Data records
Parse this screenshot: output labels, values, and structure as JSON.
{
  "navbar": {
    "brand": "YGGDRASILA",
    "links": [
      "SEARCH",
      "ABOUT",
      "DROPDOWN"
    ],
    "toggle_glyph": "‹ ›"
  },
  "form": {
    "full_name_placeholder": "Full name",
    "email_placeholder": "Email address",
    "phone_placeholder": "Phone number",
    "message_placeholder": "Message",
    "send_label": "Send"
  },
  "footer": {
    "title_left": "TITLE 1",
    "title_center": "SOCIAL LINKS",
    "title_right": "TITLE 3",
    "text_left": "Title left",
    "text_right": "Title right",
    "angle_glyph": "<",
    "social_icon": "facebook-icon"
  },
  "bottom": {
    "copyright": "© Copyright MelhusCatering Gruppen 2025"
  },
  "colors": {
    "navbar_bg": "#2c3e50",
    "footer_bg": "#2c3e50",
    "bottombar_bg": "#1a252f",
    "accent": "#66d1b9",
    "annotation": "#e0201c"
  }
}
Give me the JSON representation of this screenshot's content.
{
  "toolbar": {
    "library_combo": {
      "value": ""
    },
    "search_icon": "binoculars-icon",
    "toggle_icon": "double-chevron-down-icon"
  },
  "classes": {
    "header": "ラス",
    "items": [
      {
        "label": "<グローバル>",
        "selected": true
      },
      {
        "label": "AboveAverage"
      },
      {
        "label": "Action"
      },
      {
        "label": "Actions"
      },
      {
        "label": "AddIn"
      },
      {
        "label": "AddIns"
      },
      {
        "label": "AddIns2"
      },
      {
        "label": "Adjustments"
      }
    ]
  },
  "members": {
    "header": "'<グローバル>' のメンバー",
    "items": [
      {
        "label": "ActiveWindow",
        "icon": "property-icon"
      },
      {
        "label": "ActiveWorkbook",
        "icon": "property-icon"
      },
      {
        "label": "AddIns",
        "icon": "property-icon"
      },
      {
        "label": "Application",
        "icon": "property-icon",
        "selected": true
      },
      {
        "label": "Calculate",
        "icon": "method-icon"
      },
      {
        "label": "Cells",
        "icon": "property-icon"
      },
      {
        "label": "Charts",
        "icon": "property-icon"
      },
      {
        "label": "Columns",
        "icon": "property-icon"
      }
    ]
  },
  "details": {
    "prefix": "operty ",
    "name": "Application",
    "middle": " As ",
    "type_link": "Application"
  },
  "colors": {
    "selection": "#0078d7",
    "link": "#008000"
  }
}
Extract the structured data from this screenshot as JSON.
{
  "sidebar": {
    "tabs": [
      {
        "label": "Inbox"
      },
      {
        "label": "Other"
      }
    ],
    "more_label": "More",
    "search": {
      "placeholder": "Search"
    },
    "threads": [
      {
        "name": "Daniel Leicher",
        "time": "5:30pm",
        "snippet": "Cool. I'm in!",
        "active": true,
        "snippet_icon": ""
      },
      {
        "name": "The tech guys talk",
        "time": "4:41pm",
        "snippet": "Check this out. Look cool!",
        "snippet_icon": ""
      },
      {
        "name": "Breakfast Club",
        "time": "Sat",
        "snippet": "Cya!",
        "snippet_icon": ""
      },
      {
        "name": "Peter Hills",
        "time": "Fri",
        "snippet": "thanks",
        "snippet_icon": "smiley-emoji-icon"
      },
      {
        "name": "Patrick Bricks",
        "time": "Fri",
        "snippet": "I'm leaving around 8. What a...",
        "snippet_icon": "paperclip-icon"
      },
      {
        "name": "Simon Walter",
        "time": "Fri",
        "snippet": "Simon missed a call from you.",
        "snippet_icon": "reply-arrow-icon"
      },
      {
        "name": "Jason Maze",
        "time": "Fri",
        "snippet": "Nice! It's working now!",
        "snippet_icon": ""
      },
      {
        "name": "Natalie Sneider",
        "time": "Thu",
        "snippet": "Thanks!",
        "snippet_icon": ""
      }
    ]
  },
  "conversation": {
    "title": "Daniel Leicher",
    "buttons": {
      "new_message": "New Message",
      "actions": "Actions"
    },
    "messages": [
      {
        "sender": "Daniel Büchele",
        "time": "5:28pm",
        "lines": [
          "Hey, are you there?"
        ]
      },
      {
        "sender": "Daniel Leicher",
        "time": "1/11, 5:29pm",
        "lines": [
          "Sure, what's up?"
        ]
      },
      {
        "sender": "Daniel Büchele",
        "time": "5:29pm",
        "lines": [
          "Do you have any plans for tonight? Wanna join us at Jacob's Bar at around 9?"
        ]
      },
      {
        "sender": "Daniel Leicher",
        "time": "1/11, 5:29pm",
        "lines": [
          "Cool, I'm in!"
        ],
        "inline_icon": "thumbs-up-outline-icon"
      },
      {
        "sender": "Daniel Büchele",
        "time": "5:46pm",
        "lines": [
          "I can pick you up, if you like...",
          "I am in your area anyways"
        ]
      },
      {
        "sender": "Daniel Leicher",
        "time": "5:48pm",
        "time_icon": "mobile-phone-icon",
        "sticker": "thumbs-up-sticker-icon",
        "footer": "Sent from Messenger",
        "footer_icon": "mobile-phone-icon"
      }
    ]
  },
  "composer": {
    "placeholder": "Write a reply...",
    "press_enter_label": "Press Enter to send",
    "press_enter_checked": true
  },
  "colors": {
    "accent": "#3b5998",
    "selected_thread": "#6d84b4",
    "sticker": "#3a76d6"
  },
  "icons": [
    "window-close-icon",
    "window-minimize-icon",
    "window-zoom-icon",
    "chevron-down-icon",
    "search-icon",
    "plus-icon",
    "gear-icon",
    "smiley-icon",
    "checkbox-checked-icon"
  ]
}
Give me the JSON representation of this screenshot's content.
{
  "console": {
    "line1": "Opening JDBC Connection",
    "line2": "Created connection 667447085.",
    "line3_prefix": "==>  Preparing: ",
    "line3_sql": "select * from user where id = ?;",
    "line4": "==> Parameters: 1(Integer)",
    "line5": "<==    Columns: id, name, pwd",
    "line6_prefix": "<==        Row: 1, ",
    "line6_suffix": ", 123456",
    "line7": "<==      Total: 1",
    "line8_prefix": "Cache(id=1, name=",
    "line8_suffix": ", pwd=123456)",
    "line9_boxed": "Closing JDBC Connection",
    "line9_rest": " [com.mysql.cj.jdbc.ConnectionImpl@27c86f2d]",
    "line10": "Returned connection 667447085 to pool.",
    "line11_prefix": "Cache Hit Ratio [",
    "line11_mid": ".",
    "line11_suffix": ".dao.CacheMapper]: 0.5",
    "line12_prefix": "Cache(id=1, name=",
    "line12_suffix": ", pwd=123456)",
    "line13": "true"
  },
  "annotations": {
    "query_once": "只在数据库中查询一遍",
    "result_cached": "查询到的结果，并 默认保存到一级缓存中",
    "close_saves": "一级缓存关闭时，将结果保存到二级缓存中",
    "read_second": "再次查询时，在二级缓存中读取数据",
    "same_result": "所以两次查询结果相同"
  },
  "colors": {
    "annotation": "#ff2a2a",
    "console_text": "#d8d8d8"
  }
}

EXERCISE: Copy down every line of the material above that includes the string "thumbs".

SOLVED EXERCISE:
        "inline_icon": "thumbs-up-outline-icon"
        "sticker": "thumbs-up-sticker-icon",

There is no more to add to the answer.